Source extract:
########

Personal information
- Born: 24 October 1982 (age 43) Kaohsiung, Taiwan
- Height: 1.74 m (5 ft 9 in)
- Weight: 72 kg (159 lb)

Sport
- Country: Republic of China (Taiwan)
- Sport: Badminton
- Handedness: Right

Women's & mixed doubles
- Highest ranking: 1 (WD with Cheng Wen-hsing 1 October 2010) 6 (XD with Lee Sheng-mu 17 December 2010)

Medal record
Women's badminton
Representing Chinese Taipei
World Championships
| Bronze medal – third place | 2010 Paris | Women's doubles |
| Bronze medal – third place | 2010 Paris | Mixed doubles |
World Cup
| Bronze medal – third place | 2006 Yiyang | Women's doubles |
Uber Cup
| Bronze medal – third place | 2006 Sendai–Tokyo | Women's team |
Asian Championships
| Silver medal – second place | 2006 Johor Bahru | Women's doubles |
| Silver medal – second place | 2008 Johor Bahru | Women's doubles |
| Bronze medal – third place | 2009 Suwon | Women's doubles |
| Bronze medal – third place | 2010 New Delhi | Women's doubles |
East Asian Games
| Silver medal – second place | 2009 Hong Kong | Women's team |
| Bronze medal – third place | 2009 Hong Kong | Women's doubles |
Summer Universiade
| Gold medal – first place | 2007 Bangkok | Women's doubles |
| Bronze medal – third place | 2007 Bangkok | Mixed team |
World Junior Championships
| Bronze medal – third place | 2000 Guangzhou | Girls' singles |
Asian Junior Championships
| Bronze medal – third place | 1999 Yangon | Girls' team |
| Bronze medal – third place | 2000 Kyoto | Girls' team |

= Chien Yu-chin =

Taiwanese badminton player

Chien Yu-chin (簡毓瑾 (简毓瑾, Chien Yü-chin, Jiǎn Yùjǐn); born 24 October 1982) is a Taiwanese former badminton player.

########

Please retype word for word the part of the Chien Yu-chin profile above that opens with the words containing "Personal information" and closes with "17 December 2010)".

Available data:
########

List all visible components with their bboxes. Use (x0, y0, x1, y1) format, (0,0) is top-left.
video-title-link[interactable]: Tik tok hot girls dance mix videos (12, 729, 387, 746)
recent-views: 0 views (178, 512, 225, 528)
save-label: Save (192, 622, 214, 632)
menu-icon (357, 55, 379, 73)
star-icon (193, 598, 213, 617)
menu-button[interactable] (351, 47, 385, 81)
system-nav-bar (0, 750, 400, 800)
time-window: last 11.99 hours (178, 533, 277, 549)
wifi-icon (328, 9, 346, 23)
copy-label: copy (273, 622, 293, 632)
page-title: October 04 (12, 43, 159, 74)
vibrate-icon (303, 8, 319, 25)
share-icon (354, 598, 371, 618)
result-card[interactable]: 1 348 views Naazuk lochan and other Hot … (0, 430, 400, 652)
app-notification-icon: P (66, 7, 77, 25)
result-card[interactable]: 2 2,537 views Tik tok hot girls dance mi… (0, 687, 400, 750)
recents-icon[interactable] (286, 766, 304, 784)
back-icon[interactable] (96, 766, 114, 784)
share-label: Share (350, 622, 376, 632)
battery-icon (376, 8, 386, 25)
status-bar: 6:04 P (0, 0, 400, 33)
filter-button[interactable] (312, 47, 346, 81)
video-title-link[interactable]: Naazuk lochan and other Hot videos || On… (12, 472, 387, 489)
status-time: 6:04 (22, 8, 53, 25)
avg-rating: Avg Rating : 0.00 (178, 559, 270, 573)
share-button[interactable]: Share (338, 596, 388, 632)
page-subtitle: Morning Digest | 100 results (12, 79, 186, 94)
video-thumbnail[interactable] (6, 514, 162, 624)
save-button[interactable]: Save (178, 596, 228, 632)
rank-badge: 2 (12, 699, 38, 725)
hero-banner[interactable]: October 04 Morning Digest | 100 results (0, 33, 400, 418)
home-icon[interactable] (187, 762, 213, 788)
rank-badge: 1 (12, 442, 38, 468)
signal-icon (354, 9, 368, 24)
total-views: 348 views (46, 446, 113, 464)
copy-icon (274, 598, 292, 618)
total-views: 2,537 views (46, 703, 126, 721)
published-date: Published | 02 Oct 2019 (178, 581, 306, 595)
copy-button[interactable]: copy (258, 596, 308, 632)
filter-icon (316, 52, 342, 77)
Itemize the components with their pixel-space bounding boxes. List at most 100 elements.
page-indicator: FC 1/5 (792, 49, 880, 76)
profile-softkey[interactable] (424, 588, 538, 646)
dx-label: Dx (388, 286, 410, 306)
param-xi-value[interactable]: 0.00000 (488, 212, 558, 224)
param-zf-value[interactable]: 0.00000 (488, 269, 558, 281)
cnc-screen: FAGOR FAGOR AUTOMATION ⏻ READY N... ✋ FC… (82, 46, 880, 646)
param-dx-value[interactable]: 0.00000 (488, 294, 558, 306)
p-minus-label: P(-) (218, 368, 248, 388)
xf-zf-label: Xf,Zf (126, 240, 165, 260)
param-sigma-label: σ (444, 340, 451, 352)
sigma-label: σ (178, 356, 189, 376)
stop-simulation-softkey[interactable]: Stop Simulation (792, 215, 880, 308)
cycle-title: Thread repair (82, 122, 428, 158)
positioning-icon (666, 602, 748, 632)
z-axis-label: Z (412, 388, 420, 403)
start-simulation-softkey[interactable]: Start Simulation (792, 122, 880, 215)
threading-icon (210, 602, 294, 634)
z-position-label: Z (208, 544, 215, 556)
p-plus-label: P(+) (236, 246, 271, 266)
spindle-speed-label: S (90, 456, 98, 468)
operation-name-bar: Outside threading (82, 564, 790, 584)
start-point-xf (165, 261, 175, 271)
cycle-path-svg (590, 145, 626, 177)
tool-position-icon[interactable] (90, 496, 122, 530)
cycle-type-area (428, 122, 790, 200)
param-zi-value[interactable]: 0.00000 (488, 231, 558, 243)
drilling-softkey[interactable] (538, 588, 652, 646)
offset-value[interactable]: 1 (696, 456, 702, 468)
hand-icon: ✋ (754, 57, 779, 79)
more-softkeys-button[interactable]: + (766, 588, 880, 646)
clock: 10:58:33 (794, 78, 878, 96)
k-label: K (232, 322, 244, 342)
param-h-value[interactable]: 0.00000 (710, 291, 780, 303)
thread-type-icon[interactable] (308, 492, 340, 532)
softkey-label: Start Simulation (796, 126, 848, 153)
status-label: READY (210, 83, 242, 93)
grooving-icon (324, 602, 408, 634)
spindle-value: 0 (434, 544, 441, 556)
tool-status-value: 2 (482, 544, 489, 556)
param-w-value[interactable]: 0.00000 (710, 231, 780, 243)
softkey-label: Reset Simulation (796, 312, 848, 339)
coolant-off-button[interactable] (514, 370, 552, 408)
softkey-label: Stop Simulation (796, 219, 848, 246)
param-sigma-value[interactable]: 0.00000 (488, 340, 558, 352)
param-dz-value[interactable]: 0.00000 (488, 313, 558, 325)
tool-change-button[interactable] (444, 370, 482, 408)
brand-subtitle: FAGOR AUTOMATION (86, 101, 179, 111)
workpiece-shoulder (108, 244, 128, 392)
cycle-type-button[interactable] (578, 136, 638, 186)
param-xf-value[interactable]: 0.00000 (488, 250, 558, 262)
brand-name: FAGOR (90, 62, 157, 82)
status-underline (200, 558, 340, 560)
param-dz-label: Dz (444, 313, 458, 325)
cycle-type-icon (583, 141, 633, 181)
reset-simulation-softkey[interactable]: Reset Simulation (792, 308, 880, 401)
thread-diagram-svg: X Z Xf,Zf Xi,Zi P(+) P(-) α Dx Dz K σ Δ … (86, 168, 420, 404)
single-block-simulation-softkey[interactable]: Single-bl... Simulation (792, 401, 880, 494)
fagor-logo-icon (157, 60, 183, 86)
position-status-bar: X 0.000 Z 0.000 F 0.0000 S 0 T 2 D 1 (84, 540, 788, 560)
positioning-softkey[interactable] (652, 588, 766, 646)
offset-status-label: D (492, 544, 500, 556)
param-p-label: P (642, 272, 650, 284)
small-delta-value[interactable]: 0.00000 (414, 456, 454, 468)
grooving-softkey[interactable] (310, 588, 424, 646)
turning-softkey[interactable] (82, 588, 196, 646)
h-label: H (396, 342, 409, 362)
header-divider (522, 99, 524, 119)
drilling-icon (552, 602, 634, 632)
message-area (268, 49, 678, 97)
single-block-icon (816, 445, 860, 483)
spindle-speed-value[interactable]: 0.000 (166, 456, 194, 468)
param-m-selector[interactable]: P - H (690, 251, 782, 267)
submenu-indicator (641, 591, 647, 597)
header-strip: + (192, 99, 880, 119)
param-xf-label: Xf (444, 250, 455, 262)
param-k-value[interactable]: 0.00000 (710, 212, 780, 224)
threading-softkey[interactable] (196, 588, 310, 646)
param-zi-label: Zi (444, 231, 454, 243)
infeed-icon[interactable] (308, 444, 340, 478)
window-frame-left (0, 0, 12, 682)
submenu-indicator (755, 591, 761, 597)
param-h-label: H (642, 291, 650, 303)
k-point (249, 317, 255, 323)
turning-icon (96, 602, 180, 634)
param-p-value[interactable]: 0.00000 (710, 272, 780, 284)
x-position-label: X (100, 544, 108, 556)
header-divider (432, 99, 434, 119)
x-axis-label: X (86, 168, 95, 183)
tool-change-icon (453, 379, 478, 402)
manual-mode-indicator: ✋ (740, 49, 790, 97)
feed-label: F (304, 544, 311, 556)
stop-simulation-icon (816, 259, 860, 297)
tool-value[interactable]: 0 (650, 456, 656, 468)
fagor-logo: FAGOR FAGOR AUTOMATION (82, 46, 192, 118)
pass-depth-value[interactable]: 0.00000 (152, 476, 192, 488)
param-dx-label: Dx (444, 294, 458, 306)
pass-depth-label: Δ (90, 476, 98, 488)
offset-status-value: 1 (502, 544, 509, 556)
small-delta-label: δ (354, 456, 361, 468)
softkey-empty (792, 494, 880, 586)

########

Answer to the exercise:
Personal information
- Born: 24 October 1982 (age 43) Kaohsiung, Taiwan
- Height: 1.74 m (5 ft 9 in)
- Weight: 72 kg (159 lb)

Sport
- Country: Republic of China (Taiwan)
- Sport: Badminton
- Handedness: Right

Women's & mixed doubles
- Highest ranking: 1 (WD with Cheng Wen-hsing 1 October 2010) 6 (XD with Lee Sheng-mu 17 December 2010)